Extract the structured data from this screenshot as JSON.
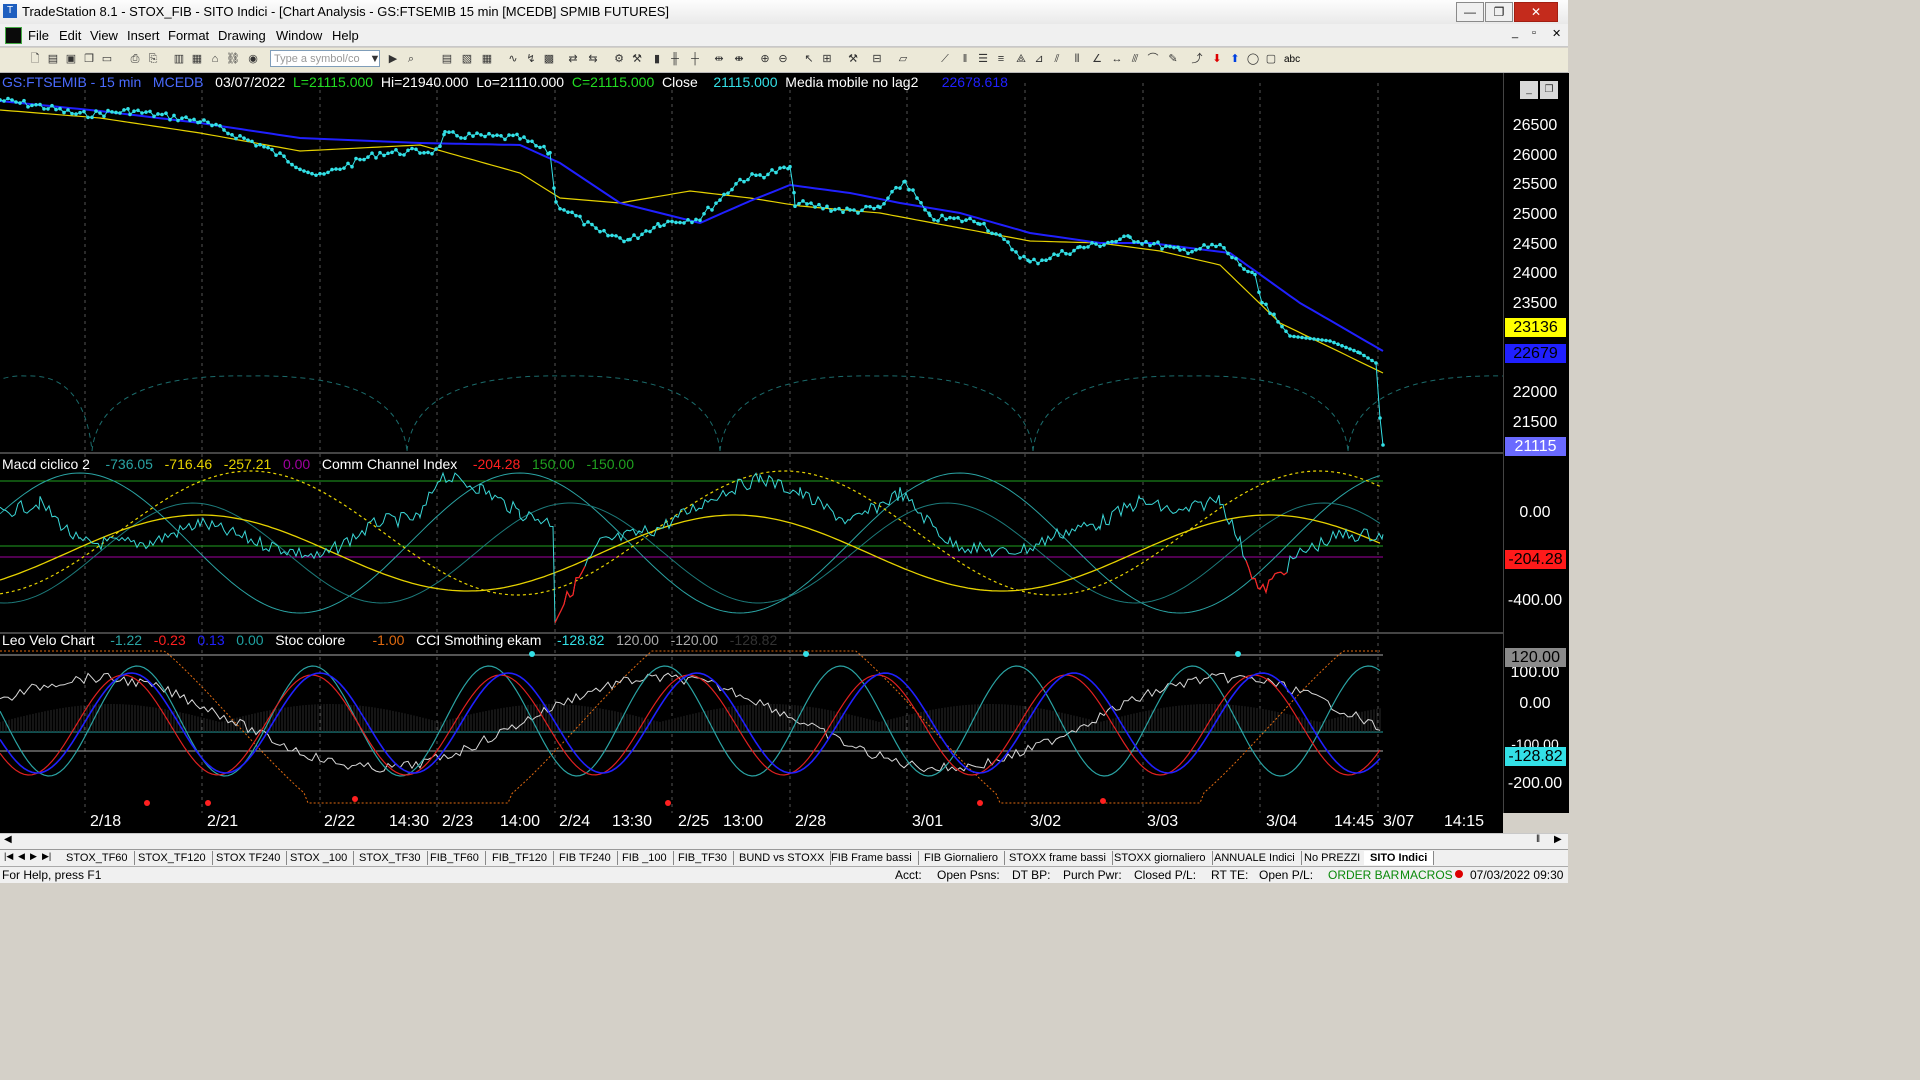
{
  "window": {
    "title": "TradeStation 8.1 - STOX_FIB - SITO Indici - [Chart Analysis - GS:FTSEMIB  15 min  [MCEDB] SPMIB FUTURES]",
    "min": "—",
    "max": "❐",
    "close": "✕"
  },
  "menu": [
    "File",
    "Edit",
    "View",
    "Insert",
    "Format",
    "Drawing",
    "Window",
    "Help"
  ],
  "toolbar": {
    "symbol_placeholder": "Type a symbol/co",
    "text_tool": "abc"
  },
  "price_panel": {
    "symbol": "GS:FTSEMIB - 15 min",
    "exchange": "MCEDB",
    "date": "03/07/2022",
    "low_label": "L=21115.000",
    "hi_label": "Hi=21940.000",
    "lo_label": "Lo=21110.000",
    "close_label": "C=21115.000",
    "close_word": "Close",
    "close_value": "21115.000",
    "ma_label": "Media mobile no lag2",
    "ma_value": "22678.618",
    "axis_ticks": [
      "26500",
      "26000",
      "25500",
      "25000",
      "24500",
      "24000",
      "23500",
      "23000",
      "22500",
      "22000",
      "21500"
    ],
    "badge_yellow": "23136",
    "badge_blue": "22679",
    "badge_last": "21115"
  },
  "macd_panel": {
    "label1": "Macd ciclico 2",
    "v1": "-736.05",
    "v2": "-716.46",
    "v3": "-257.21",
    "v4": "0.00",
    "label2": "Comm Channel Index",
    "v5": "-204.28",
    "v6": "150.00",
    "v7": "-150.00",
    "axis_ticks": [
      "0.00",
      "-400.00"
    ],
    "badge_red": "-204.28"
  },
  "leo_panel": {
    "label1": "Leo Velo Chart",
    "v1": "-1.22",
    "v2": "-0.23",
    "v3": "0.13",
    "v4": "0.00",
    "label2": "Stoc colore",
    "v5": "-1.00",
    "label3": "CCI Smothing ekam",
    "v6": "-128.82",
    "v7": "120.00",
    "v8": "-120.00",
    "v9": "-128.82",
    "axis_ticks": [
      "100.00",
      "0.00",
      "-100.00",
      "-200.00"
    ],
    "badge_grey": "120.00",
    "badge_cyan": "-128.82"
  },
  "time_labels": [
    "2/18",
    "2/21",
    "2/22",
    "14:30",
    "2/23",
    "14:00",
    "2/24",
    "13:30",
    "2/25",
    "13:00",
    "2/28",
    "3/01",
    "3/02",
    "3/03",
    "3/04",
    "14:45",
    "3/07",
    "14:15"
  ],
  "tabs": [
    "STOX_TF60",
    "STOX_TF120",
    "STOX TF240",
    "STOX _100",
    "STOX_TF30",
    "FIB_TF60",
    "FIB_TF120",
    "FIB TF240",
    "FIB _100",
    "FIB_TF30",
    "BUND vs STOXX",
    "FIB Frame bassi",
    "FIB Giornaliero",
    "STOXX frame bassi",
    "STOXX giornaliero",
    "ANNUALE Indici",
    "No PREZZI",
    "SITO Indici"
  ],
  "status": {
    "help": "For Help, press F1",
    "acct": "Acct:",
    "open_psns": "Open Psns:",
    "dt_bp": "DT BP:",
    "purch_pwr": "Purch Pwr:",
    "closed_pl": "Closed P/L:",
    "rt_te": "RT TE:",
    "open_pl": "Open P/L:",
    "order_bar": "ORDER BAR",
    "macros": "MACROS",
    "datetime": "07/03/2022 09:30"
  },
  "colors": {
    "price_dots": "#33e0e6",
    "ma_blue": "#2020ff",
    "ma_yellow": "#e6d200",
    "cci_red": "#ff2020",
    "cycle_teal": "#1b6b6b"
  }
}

* * *

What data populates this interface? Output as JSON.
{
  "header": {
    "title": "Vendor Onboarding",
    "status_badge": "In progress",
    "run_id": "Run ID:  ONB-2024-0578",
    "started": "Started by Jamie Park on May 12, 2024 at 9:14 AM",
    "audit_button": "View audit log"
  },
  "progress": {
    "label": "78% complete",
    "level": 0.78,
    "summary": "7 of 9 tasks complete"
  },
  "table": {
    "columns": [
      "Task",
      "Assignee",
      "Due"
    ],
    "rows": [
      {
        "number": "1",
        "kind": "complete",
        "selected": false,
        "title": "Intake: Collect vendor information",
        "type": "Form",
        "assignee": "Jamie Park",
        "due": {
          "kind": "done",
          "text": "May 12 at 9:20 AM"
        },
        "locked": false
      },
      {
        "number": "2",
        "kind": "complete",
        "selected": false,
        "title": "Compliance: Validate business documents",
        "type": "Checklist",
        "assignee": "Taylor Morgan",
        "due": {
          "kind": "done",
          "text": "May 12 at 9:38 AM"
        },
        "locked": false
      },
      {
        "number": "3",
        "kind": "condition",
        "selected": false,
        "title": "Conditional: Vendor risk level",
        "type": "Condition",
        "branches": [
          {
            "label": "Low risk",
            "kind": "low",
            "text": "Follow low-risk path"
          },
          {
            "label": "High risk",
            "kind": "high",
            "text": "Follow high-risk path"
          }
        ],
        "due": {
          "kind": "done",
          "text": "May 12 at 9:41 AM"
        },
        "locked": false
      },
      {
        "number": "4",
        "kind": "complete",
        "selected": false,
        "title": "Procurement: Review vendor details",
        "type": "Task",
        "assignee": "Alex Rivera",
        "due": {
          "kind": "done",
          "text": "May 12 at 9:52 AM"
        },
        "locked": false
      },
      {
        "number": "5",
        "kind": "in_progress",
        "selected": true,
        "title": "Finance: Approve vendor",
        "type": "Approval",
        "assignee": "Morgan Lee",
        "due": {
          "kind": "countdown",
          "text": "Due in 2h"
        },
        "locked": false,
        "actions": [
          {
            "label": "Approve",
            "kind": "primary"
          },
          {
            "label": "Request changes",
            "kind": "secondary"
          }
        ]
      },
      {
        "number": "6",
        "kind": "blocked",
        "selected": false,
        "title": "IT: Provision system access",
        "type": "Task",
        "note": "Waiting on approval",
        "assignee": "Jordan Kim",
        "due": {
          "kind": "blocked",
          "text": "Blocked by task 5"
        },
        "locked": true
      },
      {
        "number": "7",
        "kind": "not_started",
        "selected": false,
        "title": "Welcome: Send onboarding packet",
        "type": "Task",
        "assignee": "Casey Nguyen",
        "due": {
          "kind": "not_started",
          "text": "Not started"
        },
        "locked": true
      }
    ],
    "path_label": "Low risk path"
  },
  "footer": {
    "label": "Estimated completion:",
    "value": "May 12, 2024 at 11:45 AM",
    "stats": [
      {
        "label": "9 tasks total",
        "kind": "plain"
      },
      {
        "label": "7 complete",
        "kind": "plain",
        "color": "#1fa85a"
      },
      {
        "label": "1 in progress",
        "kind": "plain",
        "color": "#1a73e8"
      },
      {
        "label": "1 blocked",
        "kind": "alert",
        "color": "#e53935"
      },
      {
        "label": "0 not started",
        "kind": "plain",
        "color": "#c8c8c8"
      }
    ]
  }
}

INSTRUCTION: Show each line holding the word "data".

EXERCISE RESPONSE:
Extract the structured data from this screenshot as JSON.
What data populates this interface? Output as JSON.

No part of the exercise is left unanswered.